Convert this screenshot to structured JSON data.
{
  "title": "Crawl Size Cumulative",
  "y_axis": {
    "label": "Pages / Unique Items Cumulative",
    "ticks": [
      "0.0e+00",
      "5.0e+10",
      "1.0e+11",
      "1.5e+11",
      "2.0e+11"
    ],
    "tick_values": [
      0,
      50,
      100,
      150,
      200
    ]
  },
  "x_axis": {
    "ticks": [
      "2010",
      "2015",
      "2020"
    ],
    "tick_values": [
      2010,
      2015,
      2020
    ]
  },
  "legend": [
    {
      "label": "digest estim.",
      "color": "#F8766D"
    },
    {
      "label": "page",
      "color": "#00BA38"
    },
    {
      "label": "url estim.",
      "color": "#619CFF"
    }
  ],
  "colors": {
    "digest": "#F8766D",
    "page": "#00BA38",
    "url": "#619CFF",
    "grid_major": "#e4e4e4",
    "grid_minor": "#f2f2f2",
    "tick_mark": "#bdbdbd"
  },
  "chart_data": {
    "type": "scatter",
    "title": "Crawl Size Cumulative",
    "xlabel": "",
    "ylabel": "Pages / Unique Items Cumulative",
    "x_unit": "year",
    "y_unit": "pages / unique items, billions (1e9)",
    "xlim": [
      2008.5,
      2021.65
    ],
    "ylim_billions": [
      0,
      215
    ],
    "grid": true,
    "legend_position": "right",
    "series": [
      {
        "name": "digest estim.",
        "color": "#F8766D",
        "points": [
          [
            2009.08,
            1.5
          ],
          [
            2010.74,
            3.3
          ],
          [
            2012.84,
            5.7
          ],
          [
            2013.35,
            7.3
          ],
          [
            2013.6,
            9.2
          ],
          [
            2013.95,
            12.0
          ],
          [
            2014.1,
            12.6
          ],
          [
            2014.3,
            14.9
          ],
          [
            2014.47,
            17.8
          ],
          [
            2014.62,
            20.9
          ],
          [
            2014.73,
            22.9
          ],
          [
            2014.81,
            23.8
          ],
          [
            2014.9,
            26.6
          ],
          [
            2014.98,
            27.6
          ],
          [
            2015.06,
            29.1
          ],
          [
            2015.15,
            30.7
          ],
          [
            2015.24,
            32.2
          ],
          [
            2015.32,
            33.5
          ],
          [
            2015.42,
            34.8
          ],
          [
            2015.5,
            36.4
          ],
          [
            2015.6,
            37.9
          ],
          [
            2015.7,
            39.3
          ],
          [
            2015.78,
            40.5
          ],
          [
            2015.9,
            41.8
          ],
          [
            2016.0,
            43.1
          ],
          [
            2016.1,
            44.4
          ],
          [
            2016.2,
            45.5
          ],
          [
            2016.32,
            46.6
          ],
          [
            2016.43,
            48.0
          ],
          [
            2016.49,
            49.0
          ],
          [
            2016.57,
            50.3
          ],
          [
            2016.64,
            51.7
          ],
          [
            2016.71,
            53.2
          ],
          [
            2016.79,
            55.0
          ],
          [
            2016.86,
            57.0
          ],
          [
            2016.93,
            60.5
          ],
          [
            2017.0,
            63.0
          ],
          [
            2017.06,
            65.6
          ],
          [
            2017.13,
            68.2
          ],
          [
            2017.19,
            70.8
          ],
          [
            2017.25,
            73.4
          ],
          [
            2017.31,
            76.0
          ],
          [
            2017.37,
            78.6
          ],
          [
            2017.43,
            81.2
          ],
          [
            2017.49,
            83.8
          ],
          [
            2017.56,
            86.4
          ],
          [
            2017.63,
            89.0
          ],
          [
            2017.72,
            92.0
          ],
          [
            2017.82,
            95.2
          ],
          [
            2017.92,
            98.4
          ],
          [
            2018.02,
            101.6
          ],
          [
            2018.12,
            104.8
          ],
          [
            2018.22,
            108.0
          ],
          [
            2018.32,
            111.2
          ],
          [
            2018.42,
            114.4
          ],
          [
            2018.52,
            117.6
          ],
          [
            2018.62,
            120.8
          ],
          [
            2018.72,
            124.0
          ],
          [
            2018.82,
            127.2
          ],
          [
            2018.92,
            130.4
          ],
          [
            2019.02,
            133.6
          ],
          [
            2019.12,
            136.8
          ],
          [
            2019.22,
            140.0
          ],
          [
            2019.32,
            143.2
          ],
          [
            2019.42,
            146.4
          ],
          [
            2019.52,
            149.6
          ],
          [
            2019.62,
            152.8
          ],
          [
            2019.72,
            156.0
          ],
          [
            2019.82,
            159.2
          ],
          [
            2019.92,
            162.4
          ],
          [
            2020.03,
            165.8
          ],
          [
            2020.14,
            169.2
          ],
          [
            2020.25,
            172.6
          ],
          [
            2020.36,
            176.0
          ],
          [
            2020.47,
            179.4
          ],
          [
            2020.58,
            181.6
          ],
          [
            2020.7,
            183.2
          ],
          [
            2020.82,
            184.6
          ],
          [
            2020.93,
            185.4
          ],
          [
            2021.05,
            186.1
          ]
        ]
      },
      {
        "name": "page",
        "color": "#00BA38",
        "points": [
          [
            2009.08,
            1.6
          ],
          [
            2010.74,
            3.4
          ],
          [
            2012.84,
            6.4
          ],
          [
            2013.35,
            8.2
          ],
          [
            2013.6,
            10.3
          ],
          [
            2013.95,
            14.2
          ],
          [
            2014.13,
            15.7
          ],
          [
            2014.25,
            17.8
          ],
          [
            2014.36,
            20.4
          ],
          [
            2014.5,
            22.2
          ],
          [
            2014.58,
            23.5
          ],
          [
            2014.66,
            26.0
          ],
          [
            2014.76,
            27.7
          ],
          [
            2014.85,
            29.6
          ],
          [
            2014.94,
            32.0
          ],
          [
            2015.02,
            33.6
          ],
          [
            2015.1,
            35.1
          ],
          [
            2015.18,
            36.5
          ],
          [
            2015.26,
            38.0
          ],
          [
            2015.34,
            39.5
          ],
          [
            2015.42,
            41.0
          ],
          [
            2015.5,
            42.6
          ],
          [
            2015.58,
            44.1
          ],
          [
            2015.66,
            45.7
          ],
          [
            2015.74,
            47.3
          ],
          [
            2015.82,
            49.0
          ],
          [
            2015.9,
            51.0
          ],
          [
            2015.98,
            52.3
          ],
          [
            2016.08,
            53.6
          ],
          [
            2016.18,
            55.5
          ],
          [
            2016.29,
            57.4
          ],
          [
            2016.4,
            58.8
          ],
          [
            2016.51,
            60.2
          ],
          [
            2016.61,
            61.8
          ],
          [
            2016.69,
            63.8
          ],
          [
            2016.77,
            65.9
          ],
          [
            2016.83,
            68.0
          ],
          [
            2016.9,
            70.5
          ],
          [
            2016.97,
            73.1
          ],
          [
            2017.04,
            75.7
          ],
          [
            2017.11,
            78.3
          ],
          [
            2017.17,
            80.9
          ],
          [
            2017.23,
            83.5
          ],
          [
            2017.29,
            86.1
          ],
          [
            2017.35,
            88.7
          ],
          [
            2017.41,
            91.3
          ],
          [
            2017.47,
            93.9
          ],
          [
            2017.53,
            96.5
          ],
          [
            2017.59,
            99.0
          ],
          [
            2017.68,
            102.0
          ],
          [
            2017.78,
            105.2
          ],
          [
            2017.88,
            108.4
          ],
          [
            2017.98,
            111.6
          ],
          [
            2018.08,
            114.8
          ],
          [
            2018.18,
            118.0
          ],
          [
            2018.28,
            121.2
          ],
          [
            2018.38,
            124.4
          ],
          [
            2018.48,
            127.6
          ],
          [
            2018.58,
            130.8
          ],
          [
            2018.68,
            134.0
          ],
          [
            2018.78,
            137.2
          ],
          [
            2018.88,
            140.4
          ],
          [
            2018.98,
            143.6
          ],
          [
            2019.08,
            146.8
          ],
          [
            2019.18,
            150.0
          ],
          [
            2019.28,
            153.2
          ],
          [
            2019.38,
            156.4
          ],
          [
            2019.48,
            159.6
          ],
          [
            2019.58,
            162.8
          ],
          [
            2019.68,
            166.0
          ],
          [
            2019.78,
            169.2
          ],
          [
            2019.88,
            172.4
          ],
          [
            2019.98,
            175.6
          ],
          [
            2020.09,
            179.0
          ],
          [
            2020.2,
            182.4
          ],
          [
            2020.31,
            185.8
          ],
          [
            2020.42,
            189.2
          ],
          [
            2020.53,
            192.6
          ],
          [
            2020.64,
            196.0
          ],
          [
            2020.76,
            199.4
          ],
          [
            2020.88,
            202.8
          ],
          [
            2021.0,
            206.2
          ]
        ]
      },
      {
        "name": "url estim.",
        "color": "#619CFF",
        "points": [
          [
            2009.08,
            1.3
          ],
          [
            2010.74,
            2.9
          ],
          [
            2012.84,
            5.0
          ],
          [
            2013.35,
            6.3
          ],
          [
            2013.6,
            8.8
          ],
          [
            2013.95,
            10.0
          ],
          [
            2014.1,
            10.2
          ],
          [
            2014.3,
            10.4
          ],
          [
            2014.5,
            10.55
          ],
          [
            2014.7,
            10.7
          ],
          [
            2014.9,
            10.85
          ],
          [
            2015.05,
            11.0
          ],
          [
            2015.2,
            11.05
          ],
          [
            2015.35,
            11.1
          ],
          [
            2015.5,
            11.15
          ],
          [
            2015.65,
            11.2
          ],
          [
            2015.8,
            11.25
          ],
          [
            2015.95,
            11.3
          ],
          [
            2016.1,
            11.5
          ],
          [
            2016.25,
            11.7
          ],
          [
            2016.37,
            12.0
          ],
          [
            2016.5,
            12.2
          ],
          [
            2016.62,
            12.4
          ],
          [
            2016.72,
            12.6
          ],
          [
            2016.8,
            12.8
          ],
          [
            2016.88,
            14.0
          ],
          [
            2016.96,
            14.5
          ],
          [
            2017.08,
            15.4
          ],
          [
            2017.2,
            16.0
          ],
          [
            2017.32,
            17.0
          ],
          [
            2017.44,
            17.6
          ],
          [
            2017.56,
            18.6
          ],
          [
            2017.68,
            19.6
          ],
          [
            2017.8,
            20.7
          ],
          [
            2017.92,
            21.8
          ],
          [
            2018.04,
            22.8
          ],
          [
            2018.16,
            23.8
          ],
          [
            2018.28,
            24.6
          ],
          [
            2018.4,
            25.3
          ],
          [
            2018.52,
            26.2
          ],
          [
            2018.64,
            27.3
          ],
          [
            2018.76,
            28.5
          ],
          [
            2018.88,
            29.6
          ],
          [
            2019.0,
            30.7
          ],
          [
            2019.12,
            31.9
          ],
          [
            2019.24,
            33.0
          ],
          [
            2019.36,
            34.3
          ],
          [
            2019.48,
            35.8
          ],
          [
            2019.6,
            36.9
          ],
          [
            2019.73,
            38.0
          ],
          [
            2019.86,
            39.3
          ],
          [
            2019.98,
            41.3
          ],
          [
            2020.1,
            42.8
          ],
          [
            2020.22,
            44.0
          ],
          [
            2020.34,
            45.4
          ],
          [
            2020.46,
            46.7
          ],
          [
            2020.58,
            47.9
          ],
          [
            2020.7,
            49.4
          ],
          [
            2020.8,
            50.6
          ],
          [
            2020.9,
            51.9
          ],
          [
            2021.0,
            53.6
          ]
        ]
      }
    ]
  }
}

====

▸ **WHAT IS ASKED**
Copy each line of the listing that holds the word "Cumulative".

▸ **ANSWER IN FULL**
  "title": "Crawl Size Cumulative",
    "label": "Pages / Unique Items Cumulative",
    "title": "Crawl Size Cumulative",
    "ylabel": "Pages / Unique Items Cumulative",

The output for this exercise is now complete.